Trecho do documento
★ ★ ★

O aqui e o agora são instâncias de uma realidade fluída. O dualismo entre arcaico e moderno torna-se obsoleto num mundo de cultura global (HANNERZ, 1996), bem como o

longe e o perto se tornaram referências dos séculos anteriores. Se parássemos para analisar as movimentações a nível globalcomo os múltiplos movimentos voltados às questões rurais, perceberíamos a complexidade em tecer uma longa teia de interrelações e contato. Tomemos como exemplo o grande guarda-chuva que é a Via Campesina e suas implicações em localidades rurais das mais diversas espalhadas pelo mundo, poderemos perceber que os eventos locais e globais são produzindo em concomitância um com o outro; Ou, até mesmo movimentos como o Movimento da Mulher Trabalhadora Rural do Nordeste (MMTR), Movimento das Mulheres Camponesas (MMC). Podemos, ainda, apontar para a influência dos meios midiáticos sobre uma comunidade local, na qual os sujeitos possuem acesso à televisão, internet, rádio. Os efeitos das muitas maneiras de circulação da informação de nível global são incomensuráveis.

★ ★ ★

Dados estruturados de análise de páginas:
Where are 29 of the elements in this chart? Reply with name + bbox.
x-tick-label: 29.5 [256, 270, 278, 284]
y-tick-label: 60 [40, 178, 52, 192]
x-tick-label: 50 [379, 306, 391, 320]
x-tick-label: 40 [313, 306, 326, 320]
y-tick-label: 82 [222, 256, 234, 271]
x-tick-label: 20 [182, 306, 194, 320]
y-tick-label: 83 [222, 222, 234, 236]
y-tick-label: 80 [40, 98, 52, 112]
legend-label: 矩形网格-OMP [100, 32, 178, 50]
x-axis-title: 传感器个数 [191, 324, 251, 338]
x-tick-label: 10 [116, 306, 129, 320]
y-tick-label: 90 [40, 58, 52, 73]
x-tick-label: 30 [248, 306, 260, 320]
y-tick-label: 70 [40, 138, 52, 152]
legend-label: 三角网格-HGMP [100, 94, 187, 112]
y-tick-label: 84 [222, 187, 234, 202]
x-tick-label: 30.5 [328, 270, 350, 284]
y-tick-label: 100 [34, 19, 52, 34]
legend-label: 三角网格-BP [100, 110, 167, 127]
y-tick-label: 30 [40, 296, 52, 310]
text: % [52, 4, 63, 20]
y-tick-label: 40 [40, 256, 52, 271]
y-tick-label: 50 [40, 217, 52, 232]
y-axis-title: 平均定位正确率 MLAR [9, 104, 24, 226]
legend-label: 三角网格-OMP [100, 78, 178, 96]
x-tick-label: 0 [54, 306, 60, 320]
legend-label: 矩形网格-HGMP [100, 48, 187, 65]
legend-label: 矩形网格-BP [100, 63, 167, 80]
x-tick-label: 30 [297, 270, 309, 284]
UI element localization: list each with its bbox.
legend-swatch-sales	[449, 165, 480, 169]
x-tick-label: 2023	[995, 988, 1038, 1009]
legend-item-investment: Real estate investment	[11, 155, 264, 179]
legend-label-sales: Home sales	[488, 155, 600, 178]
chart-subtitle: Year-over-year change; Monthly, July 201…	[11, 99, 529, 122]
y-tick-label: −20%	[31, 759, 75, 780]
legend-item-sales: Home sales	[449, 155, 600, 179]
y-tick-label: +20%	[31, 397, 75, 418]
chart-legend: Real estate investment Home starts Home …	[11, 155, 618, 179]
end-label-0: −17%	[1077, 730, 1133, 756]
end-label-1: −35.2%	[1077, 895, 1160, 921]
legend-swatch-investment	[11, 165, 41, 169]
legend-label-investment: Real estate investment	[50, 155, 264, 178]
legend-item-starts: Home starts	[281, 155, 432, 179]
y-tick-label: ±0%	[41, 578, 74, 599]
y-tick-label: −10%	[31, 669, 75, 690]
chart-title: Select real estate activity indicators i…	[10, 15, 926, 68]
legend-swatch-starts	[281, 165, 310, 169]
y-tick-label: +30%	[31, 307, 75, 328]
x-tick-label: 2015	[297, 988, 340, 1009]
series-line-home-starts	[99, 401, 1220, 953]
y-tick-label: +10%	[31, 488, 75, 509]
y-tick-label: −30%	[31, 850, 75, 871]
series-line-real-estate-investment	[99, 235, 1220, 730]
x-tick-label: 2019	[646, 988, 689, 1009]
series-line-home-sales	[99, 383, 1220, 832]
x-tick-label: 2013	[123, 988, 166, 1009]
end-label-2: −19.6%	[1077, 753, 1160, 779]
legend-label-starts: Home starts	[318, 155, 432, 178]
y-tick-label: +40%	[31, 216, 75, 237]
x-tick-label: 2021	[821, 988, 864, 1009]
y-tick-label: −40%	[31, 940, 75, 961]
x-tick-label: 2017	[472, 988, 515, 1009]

★ ★ ★

Tarefas a realizar
1. Reescreva o trecho sobre cultura global e mundo rural começando em "longe e o perto" e seguindo até "global são incomensuráveis.", substituindo "rádio" por "jornal".
2. Quais são os meios de comunicação a que, segundo o trecho sobre cultura global e mundo rural, os sujeitos de uma comunidade local têm acesso?
3. Dê sequência ao trecho sobre cultura global e mundo rural a partir da última frase apresentada.

Respostas por tarefa
1.
longe e o perto se tornaram referências dos séculos anteriores. Se parássemos para analisar as movimentações a nível globalcomo os múltiplos movimentos voltados às questões rurais, perceberíamos a complexidade em tecer uma longa teia de interrelações e contato. Tomemos como exemplo o grande guarda-chuva que é a Via Campesina e suas implicações em localidades rurais das mais diversas espalhadas pelo mundo, poderemos perceber que os eventos locais e globais são produzindo em concomitância um com o outro; Ou, até mesmo movimentos como o Movimento da Mulher Trabalhadora Rural do Nordeste (MMTR), Movimento das Mulheres Camponesas (MMC). Podemos, ainda, apontar para a influência dos meios midiáticos sobre uma comunidade local, na qual os sujeitos possuem acesso à televisão, internet, jornal. Os efeitos das muitas maneiras de circulação da informação de nível global são incomensuráveis.

2. Televisão, internet e rádio.

3.
O contato que os assentamentos rurais estabelecem cotidianamente com as zonas urbanas circundantes são chaves para entender a situação de pura interação entre os espaços locais com fluxos globais de circulação da informação e de tendências. Podemos pontuar, ainda, que as mudanças locais como, por exemplo, a modernização do acesso à informação (uso de aparelhos celulares, computadores) faz parte da própria mutabilidade do local. Pode- se dizer que o próprio local produz a si mesmo pela variação (TARDE, 2007) em contato com

correntezas modernizadas encontradas nos meios urbanos.

Outra esfera que merece destaque em nossa discussão é o campo religioso no que tange a aglutinação dos sujeitos, dos jovens no caso dessa pesquisa, e os realocam em ações dentro da comunidade ou fora dela. Émile Durkheim (1996) denotava que a religião, como forma de conhecer o mundo, entraria em declínio no movimento de mudança da sociedade racional. Em meio a toda modernização do rural, como apontamos no capítulo anterior, o processo religioso surge como unificador do coletivo. No assentamento Vale do Lírio, três são as religiões que se efetivam dentro da comunidade. Dessa forma, podem ser postas em duas maneiras de ação no segmento jovem e, em consequência, a efetividade na produção de coletivos e emancipação dos jovens em relação à família e à possibilidade de tornar o assentamento rural enquanto meio para efetivação dos projetos de vida.